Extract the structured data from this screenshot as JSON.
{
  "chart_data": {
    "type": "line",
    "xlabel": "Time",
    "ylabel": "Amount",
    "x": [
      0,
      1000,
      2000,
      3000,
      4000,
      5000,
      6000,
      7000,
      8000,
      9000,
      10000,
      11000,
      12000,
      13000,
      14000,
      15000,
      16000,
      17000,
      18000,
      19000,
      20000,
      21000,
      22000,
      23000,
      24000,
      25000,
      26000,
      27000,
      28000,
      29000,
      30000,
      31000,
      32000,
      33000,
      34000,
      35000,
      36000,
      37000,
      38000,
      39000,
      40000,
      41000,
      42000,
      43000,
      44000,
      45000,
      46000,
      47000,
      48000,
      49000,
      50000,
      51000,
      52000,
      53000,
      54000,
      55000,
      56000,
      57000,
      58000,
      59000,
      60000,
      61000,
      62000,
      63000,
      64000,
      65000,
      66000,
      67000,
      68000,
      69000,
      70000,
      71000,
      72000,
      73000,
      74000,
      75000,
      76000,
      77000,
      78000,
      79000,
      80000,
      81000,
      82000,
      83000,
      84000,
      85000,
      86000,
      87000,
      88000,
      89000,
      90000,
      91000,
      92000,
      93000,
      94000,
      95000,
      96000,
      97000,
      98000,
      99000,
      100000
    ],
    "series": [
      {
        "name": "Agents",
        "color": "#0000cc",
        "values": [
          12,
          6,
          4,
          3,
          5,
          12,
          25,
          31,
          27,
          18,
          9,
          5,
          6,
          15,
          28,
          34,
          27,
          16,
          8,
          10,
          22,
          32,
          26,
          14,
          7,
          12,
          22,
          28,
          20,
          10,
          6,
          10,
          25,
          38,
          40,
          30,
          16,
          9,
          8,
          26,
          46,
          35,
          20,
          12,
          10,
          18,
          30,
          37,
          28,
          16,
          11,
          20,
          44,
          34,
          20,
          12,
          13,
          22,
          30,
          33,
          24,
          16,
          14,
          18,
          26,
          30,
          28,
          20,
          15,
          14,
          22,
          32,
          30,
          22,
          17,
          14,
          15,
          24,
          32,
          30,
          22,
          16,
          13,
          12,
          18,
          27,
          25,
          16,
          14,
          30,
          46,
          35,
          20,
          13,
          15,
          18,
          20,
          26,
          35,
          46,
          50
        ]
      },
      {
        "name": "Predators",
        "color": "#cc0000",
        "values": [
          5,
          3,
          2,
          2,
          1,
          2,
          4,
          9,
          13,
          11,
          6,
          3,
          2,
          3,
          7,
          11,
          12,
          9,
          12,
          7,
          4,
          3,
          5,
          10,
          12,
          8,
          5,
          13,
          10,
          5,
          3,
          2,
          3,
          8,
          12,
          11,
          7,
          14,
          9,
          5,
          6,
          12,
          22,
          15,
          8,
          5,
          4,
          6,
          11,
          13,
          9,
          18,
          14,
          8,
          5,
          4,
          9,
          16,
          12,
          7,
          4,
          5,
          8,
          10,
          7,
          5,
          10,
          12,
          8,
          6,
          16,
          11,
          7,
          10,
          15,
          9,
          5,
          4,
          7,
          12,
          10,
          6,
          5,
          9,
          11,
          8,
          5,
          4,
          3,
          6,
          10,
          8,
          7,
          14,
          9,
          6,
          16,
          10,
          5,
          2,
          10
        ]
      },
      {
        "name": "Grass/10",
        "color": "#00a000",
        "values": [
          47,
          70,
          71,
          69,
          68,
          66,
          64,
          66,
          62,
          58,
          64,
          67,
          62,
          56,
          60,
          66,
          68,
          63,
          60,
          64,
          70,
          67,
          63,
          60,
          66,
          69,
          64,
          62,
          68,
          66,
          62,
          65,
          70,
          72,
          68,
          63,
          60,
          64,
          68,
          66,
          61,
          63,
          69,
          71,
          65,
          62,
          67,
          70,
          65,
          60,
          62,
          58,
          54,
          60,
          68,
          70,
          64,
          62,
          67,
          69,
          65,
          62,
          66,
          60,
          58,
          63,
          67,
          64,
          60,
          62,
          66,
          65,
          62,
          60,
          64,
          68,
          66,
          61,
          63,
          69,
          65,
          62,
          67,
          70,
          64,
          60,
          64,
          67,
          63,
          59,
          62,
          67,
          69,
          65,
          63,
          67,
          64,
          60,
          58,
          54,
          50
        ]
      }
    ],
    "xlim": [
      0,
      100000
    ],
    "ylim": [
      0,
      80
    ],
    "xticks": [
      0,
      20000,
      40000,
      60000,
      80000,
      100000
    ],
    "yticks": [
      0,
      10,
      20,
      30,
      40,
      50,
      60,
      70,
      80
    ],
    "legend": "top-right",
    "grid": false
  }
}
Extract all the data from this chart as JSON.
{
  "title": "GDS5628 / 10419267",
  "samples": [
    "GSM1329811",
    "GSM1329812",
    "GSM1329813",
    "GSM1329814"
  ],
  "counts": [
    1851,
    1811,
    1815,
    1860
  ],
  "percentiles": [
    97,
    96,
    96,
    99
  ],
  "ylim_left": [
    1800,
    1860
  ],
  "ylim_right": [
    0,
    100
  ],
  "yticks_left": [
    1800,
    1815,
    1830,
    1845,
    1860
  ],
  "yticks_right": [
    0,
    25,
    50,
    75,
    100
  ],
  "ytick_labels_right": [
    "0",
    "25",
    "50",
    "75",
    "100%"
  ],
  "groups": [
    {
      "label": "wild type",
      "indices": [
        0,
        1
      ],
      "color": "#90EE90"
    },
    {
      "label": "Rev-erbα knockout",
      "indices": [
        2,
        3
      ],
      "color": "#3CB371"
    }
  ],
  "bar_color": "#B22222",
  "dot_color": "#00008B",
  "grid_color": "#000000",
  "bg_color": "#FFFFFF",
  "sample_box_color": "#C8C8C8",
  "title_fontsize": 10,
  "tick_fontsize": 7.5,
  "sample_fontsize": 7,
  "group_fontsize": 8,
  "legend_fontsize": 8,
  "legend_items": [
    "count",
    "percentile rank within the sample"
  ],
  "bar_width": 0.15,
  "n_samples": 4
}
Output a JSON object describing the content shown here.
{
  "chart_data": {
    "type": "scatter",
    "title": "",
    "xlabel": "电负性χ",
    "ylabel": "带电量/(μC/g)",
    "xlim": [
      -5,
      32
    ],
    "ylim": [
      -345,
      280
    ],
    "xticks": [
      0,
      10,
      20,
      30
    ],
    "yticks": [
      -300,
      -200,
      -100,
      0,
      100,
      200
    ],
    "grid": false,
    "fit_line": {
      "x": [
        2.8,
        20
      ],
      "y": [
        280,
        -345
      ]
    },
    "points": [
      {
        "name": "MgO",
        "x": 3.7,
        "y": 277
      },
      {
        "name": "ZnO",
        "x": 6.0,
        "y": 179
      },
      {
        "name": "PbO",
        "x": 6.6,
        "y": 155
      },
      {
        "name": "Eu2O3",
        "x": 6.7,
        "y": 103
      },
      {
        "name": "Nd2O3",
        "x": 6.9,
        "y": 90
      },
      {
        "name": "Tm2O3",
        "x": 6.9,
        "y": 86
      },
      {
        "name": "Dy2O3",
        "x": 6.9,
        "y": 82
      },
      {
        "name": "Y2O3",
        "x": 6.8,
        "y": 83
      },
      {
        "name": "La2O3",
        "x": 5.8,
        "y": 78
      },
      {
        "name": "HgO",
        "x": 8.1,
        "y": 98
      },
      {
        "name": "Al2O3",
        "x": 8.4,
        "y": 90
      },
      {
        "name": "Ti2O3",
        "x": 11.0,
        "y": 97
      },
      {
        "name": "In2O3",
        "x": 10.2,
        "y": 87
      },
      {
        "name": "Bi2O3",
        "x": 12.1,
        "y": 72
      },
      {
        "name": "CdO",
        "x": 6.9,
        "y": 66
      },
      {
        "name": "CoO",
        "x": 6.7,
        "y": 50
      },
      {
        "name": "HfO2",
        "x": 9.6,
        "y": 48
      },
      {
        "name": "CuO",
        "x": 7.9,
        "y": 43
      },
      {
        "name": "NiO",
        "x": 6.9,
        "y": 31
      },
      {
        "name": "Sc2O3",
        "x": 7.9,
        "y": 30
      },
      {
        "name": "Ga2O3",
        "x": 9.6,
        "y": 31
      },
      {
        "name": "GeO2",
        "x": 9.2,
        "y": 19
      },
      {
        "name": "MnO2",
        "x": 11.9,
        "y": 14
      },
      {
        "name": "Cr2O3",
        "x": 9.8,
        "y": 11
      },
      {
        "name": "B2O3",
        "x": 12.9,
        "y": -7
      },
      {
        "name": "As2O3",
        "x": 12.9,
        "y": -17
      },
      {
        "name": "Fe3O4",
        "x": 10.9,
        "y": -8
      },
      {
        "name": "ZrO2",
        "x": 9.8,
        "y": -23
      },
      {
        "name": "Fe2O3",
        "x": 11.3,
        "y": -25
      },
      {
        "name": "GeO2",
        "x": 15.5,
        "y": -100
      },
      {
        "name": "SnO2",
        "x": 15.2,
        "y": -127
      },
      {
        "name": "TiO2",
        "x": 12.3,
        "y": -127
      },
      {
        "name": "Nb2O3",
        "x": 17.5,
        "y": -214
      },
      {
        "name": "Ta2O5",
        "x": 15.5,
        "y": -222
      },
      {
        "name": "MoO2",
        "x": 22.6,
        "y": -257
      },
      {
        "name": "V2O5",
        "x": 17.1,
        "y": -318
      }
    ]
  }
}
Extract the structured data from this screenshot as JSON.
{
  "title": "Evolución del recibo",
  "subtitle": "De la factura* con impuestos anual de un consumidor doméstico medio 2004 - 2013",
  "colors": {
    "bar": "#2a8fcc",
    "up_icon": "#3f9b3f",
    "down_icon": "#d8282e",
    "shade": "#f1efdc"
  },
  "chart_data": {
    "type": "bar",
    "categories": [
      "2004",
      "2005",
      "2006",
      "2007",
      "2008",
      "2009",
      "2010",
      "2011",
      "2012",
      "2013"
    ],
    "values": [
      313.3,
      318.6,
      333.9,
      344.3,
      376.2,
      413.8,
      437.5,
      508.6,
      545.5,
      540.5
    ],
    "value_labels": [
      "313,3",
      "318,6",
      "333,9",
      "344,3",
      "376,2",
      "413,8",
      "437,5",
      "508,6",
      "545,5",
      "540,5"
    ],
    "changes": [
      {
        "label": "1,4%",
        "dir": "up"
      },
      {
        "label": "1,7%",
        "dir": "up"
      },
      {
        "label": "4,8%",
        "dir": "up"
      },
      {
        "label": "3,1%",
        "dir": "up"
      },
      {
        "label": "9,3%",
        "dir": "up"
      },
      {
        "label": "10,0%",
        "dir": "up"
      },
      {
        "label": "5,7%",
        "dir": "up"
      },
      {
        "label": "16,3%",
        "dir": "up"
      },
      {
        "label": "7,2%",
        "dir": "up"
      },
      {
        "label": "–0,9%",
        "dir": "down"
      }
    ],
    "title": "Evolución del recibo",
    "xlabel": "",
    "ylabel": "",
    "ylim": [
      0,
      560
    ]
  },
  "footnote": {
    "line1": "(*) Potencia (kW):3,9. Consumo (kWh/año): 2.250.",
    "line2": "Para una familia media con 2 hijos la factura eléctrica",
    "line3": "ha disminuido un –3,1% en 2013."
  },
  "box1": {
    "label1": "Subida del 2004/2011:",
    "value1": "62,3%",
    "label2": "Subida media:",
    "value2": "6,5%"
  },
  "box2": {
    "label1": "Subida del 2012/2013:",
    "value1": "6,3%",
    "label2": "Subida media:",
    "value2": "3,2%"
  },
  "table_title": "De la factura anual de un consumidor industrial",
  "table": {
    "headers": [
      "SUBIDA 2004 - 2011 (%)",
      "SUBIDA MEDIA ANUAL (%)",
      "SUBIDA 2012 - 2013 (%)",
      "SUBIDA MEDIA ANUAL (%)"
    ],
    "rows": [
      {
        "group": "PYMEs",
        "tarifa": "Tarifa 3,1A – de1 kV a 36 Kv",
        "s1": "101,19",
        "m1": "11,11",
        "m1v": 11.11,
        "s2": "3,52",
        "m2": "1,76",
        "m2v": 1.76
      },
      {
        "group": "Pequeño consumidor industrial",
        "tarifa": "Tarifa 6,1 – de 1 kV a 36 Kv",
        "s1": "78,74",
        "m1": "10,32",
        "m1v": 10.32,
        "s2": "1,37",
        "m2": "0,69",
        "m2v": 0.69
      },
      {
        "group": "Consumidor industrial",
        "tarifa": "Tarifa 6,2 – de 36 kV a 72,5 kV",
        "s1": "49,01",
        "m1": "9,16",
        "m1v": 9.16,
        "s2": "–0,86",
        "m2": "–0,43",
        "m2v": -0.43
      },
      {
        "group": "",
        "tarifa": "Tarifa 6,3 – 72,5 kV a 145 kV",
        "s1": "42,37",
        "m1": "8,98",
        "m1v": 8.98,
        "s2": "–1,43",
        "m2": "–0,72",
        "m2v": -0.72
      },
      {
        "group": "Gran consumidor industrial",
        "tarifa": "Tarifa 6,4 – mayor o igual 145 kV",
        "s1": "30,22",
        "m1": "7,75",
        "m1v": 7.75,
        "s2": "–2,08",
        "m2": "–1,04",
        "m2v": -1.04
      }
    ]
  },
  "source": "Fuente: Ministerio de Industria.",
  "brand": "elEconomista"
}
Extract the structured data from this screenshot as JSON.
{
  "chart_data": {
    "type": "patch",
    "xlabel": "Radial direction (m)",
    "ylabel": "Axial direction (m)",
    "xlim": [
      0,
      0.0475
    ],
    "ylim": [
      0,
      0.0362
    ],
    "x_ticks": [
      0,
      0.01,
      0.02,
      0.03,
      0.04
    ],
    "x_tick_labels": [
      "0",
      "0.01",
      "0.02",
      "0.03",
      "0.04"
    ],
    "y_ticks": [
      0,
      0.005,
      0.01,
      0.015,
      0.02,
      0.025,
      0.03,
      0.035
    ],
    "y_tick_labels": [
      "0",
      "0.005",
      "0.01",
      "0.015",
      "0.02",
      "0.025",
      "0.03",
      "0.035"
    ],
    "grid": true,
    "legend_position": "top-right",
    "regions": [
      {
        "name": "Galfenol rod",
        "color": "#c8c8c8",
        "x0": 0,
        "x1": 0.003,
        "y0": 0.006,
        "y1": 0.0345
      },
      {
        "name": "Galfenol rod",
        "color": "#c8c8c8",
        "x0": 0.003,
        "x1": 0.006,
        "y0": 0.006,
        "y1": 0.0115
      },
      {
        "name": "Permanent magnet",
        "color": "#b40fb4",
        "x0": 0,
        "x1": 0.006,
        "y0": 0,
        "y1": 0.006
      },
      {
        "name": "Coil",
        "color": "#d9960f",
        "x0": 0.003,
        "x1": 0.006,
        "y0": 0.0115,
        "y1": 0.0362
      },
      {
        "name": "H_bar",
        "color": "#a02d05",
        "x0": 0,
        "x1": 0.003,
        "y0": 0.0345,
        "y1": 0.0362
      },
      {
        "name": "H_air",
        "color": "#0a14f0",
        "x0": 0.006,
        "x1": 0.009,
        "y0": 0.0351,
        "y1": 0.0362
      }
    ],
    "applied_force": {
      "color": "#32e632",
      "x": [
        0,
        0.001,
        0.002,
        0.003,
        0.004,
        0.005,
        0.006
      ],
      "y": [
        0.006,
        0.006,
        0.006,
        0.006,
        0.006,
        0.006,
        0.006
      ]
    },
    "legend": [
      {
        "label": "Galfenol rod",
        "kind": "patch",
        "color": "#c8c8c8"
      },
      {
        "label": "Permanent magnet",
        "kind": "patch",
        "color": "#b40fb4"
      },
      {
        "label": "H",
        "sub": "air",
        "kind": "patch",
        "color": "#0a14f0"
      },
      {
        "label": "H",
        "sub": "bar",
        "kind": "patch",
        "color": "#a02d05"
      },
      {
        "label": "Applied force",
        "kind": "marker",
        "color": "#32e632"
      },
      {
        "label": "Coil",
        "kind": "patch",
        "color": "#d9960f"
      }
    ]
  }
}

Job:
Copy every line of the listing that contains the word "factura".

Answer to the task:
  "subtitle": "De la factura* con impuestos anual de un consumidor doméstico medio 2004 - 2013",
    "line2": "Para una familia media con 2 hijos la factura eléctrica",
  "table_title": "De la factura anual de un consumidor industrial",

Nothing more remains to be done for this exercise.